EXERCISE » Copy out each line featuring the string "introduction" from the entries beneath.

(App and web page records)
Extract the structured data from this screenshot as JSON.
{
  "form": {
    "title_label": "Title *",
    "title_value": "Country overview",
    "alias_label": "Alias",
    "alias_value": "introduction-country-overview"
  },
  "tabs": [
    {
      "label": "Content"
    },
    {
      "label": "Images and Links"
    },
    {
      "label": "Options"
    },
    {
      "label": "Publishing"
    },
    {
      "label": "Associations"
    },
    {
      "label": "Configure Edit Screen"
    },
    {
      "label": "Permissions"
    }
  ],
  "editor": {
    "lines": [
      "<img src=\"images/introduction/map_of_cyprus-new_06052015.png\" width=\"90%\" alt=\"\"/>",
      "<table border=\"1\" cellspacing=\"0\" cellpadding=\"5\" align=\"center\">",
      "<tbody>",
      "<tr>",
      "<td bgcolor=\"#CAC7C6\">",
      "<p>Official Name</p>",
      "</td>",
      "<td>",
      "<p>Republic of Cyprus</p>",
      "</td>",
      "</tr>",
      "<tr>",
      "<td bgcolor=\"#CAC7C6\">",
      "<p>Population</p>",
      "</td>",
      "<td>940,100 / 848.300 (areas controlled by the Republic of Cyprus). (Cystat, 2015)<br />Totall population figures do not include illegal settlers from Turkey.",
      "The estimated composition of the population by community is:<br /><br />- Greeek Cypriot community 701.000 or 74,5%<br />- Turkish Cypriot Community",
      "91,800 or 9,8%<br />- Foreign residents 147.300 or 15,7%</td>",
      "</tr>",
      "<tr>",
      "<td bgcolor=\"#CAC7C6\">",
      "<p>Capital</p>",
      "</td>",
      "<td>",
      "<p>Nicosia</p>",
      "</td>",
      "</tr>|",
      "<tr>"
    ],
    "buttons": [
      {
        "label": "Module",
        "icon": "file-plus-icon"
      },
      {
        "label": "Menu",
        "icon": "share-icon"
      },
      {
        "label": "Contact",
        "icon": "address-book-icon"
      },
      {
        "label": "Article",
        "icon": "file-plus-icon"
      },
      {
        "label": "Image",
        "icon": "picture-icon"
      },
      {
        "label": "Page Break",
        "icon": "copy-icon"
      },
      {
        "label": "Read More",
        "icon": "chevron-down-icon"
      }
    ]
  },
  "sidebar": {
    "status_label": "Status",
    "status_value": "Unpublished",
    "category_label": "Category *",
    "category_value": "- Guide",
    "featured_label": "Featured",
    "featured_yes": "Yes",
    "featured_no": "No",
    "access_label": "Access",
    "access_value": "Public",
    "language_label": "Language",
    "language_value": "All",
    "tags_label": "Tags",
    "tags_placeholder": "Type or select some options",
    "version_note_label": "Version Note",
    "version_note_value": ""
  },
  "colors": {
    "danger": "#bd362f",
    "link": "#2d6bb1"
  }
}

EXERCISE ANSWER »
    "alias_value": "introduction-country-overview"
      "<img src=\"images/introduction/map_of_cyprus-new_06052015.png\" width=\"90%\" alt=\"\"/>",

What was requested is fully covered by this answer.